Stored data:
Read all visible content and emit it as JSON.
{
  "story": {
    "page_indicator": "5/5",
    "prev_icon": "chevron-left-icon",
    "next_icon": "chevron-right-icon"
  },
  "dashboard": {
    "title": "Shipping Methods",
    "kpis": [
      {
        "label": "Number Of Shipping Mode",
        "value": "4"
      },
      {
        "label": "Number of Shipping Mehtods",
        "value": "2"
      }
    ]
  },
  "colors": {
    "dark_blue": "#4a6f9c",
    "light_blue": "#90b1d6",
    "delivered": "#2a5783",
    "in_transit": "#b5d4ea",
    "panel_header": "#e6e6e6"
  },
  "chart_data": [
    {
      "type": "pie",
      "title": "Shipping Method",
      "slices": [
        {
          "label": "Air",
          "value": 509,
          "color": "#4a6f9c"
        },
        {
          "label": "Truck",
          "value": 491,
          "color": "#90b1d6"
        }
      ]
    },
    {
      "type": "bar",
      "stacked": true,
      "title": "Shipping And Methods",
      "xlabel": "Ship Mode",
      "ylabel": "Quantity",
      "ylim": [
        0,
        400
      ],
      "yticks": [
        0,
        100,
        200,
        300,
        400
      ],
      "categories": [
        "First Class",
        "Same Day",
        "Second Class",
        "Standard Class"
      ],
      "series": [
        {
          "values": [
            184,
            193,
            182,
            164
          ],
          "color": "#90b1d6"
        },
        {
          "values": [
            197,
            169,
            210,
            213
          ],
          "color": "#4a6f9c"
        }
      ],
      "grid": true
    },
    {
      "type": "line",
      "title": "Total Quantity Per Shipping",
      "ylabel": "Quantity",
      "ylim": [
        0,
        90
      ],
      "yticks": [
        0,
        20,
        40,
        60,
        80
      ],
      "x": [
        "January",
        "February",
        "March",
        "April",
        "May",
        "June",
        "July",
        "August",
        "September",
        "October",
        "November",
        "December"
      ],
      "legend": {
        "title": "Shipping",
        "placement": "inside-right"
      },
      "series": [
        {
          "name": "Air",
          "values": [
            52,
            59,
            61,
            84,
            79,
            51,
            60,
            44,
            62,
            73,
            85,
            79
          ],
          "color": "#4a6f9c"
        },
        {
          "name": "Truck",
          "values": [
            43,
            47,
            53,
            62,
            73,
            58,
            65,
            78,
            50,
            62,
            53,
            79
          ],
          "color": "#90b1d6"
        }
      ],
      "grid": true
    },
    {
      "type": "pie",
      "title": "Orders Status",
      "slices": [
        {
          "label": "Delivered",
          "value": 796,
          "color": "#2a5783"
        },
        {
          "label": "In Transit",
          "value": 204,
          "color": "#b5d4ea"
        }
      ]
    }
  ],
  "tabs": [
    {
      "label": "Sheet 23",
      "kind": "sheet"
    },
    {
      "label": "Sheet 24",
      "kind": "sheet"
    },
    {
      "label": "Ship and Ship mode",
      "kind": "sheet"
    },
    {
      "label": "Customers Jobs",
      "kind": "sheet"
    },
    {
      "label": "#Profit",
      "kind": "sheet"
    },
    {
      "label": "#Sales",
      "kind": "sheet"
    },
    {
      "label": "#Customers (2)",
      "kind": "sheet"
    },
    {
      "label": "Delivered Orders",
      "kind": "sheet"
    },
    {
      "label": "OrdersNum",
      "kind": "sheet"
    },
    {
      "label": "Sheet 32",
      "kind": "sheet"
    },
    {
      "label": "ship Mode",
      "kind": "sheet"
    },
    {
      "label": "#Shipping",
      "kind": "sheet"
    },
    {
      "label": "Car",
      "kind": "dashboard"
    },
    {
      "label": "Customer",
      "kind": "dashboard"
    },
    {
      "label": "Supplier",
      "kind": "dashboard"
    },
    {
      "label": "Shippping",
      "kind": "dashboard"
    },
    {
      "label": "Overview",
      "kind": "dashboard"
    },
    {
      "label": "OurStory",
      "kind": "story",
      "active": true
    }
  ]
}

◆ Problem statement:
Write out all the lines again, exactly as they are.

◆ Task result:
Read all visible content and emit it as JSON.
{
  "story": {
    "page_indicator": "5/5",
    "prev_icon": "chevron-left-icon",
    "next_icon": "chevron-right-icon"
  },
  "dashboard": {
    "title": "Shipping Methods",
    "kpis": [
      {
        "label": "Number Of Shipping Mode",
        "value": "4"
      },
      {
        "label": "Number of Shipping Mehtods",
        "value": "2"
      }
    ]
  },
  "colors": {
    "dark_blue": "#4a6f9c",
    "light_blue": "#90b1d6",
    "delivered": "#2a5783",
    "in_transit": "#b5d4ea",
    "panel_header": "#e6e6e6"
  },
  "chart_data": [
    {
      "type": "pie",
      "title": "Shipping Method",
      "slices": [
        {
          "label": "Air",
          "value": 509,
          "color": "#4a6f9c"
        },
        {
          "label": "Truck",
          "value": 491,
          "color": "#90b1d6"
        }
      ]
    },
    {
      "type": "bar",
      "stacked": true,
      "title": "Shipping And Methods",
      "xlabel": "Ship Mode",
      "ylabel": "Quantity",
      "ylim": [
        0,
        400
      ],
      "yticks": [
        0,
        100,
        200,
        300,
        400
      ],
      "categories": [
        "First Class",
        "Same Day",
        "Second Class",
        "Standard Class"
      ],
      "series": [
        {
          "values": [
            184,
            193,
            182,
            164
          ],
          "color": "#90b1d6"
        },
        {
          "values": [
            197,
            169,
            210,
            213
          ],
          "color": "#4a6f9c"
        }
      ],
      "grid": true
    },
    {
      "type": "line",
      "title": "Total Quantity Per Shipping",
      "ylabel": "Quantity",
      "ylim": [
        0,
        90
      ],
      "yticks": [
        0,
        20,
        40,
        60,
        80
      ],
      "x": [
        "January",
        "February",
        "March",
        "April",
        "May",
        "June",
        "July",
        "August",
        "September",
        "October",
        "November",
        "December"
      ],
      "legend": {
        "title": "Shipping",
        "placement": "inside-right"
      },
      "series": [
        {
          "name": "Air",
          "values": [
            52,
            59,
            61,
            84,
            79,
            51,
            60,
            44,
            62,
            73,
            85,
            79
          ],
          "color": "#4a6f9c"
        },
        {
          "name": "Truck",
          "values": [
            43,
            47,
            53,
            62,
            73,
            58,
            65,
            78,
            50,
            62,
            53,
            79
          ],
          "color": "#90b1d6"
        }
      ],
      "grid": true
    },
    {
      "type": "pie",
      "title": "Orders Status",
      "slices": [
        {
          "label": "Delivered",
          "value": 796,
          "color": "#2a5783"
        },
        {
          "label": "In Transit",
          "value": 204,
          "color": "#b5d4ea"
        }
      ]
    }
  ],
  "tabs": [
    {
      "label": "Sheet 23",
      "kind": "sheet"
    },
    {
      "label": "Sheet 24",
      "kind": "sheet"
    },
    {
      "label": "Ship and Ship mode",
      "kind": "sheet"
    },
    {
      "label": "Customers Jobs",
      "kind": "sheet"
    },
    {
      "label": "#Profit",
      "kind": "sheet"
    },
    {
      "label": "#Sales",
      "kind": "sheet"
    },
    {
      "label": "#Customers (2)",
      "kind": "sheet"
    },
    {
      "label": "Delivered Orders",
      "kind": "sheet"
    },
    {
      "label": "OrdersNum",
      "kind": "sheet"
    },
    {
      "label": "Sheet 32",
      "kind": "sheet"
    },
    {
      "label": "ship Mode",
      "kind": "sheet"
    },
    {
      "label": "#Shipping",
      "kind": "sheet"
    },
    {
      "label": "Car",
      "kind": "dashboard"
    },
    {
      "label": "Customer",
      "kind": "dashboard"
    },
    {
      "label": "Supplier",
      "kind": "dashboard"
    },
    {
      "label": "Shippping",
      "kind": "dashboard"
    },
    {
      "label": "Overview",
      "kind": "dashboard"
    },
    {
      "label": "OurStory",
      "kind": "story",
      "active": true
    }
  ]
}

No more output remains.